(begin)

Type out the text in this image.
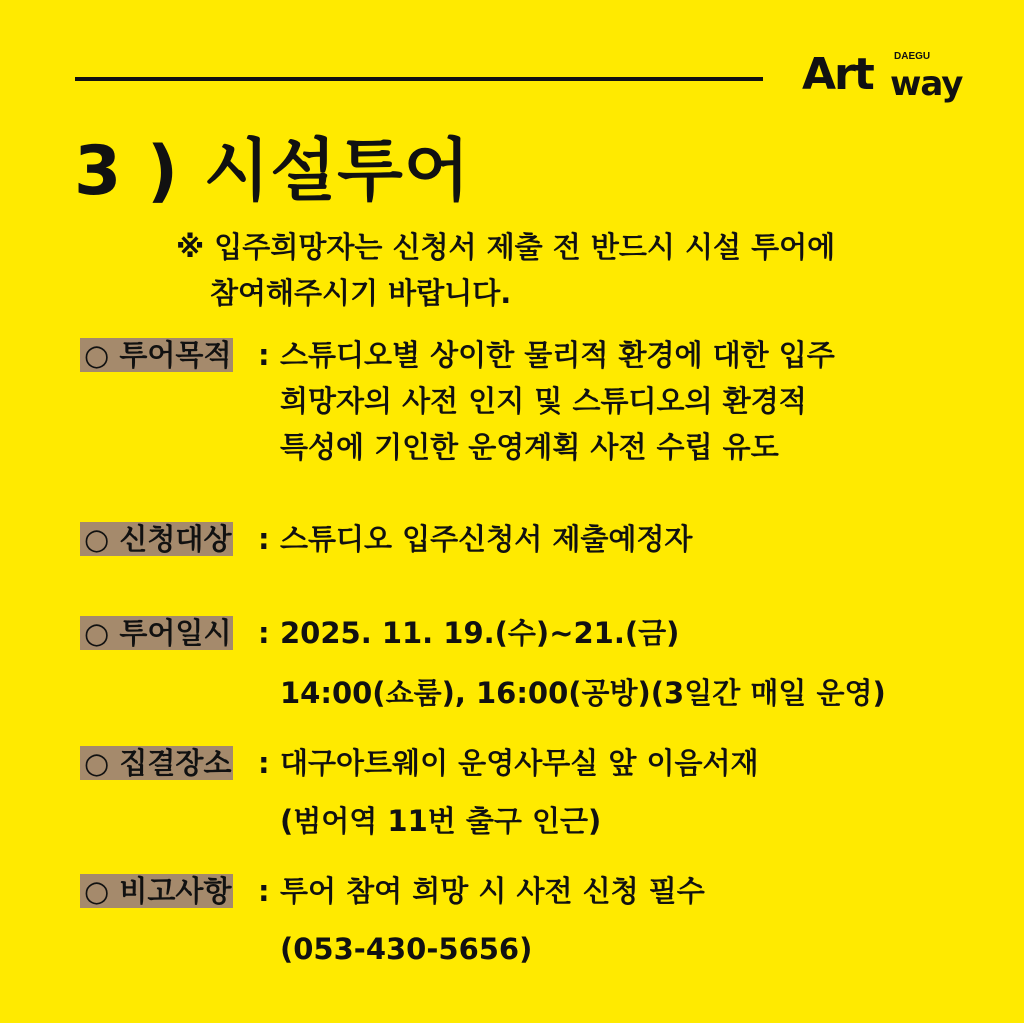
Art DAEGU
way
3 ) 시설투어
※ 입주희망자는 신청서 제출 전 반드시 시설 투어에
참여해주시기 바랍니다.
○ 투어목적 : 스튜디오별 상이한 물리적 환경에 대한 입주
희망자의 사전 인지 및 스튜디오의 환경적
특성에 기인한 운영계획 사전 수립 유도
○ 신청대상 : 스튜디오 입주신청서 제출예정자
○ 투어일시 : 2025. 11. 19.(수)~21.(금)
14:00(쇼룸), 16:00(공방)(3일간 매일 운영)
○ 집결장소 : 대구아트웨이 운영사무실 앞 이음서재
(범어역 11번 출구 인근)
○ 비고사항 : 투어 참여 희망 시 사전 신청 필수
(053-430-5656)
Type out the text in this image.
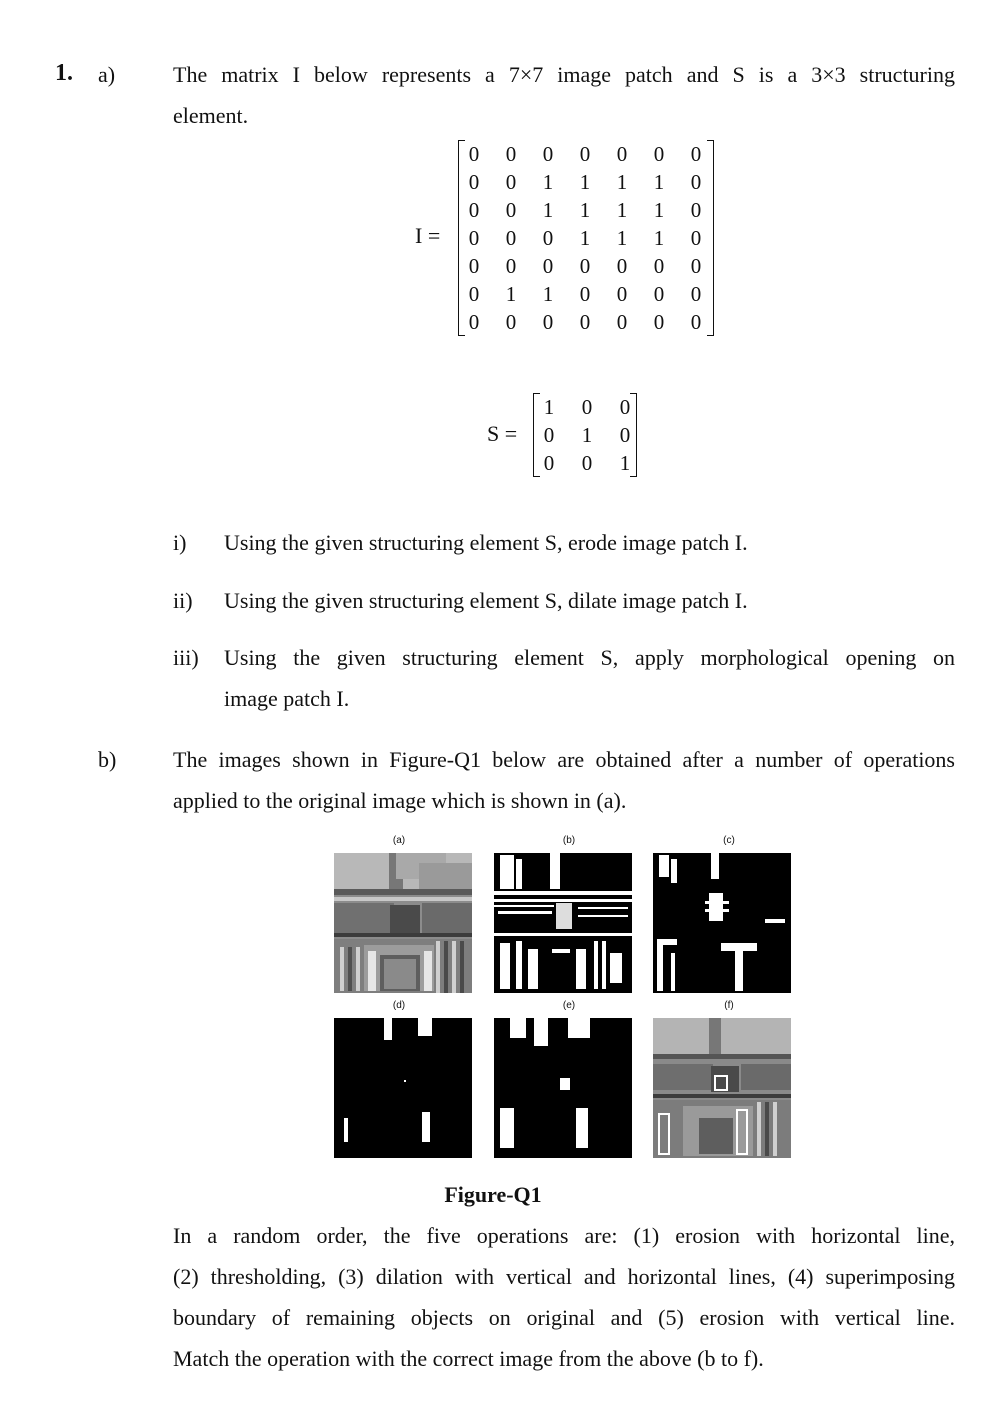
1. a)	The matrix I below represents a 7×7 image patch and S is a 3×3 structuring
element.
I =
0	0	0	0	0	0	0
0	0	1	1	1	1	0
0	0	1	1	1	1	0
0	0	0	1	1	1	0
0	0	0	0	0	0	0
0	1	1	0	0	0	0
0	0	0	0	0	0	0
S =
1	0	0
0	1	0
0	0	1
i) Using the given structuring element S, erode image patch I.
ii) Using the given structuring element S, dilate image patch I.
iii) Using the given structuring element S, apply morphological opening on
image patch I.
b)	The images shown in Figure-Q1 below are obtained after a number of operations
applied to the original image which is shown in (a).
(a)	(b)	(c)
(d)	(e)	(f)
Figure-Q1
In a random order, the five operations are: (1) erosion with horizontal line,
(2) thresholding, (3) dilation with vertical and horizontal lines, (4) superimposing
boundary of remaining objects on original and (5) erosion with vertical line.
Match the operation with the correct image from the above (b to f).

(end)

*WHAT TO WORK ON*. Copy out the listing exactly as it stands, but not the pictures.

*EXERCISE RESPONSE*.
Type out the text in this image.
Art DAEGU
way
3 ) 시설투어
※ 입주희망자는 신청서 제출 전 반드시 시설 투어에
참여해주시기 바랍니다.
○ 투어목적 : 스튜디오별 상이한 물리적 환경에 대한 입주
희망자의 사전 인지 및 스튜디오의 환경적
특성에 기인한 운영계획 사전 수립 유도
○ 신청대상 : 스튜디오 입주신청서 제출예정자
○ 투어일시 : 2025. 11. 19.(수)~21.(금)
14:00(쇼룸), 16:00(공방)(3일간 매일 운영)
○ 집결장소 : 대구아트웨이 운영사무실 앞 이음서재
(범어역 11번 출구 인근)
○ 비고사항 : 투어 참여 희망 시 사전 신청 필수
(053-430-5656)
Type out the text in this image.
1. a)	The matrix I below represents a 7×7 image patch and S is a 3×3 structuring
element.
I =
0	0	0	0	0	0	0
0	0	1	1	1	1	0
0	0	1	1	1	1	0
0	0	0	1	1	1	0
0	0	0	0	0	0	0
0	1	1	0	0	0	0
0	0	0	0	0	0	0
S =
1	0	0
0	1	0
0	0	1
i) Using the given structuring element S, erode image patch I.
ii) Using the given structuring element S, dilate image patch I.
iii) Using the given structuring element S, apply morphological opening on
image patch I.
b)	The images shown in Figure-Q1 below are obtained after a number of operations
applied to the original image which is shown in (a).
(a)	(b)	(c)
(d)	(e)	(f)
Figure-Q1
In a random order, the five operations are: (1) erosion with horizontal line,
(2) thresholding, (3) dilation with vertical and horizontal lines, (4) superimposing
boundary of remaining objects on original and (5) erosion with vertical line.
Match the operation with the correct image from the above (b to f).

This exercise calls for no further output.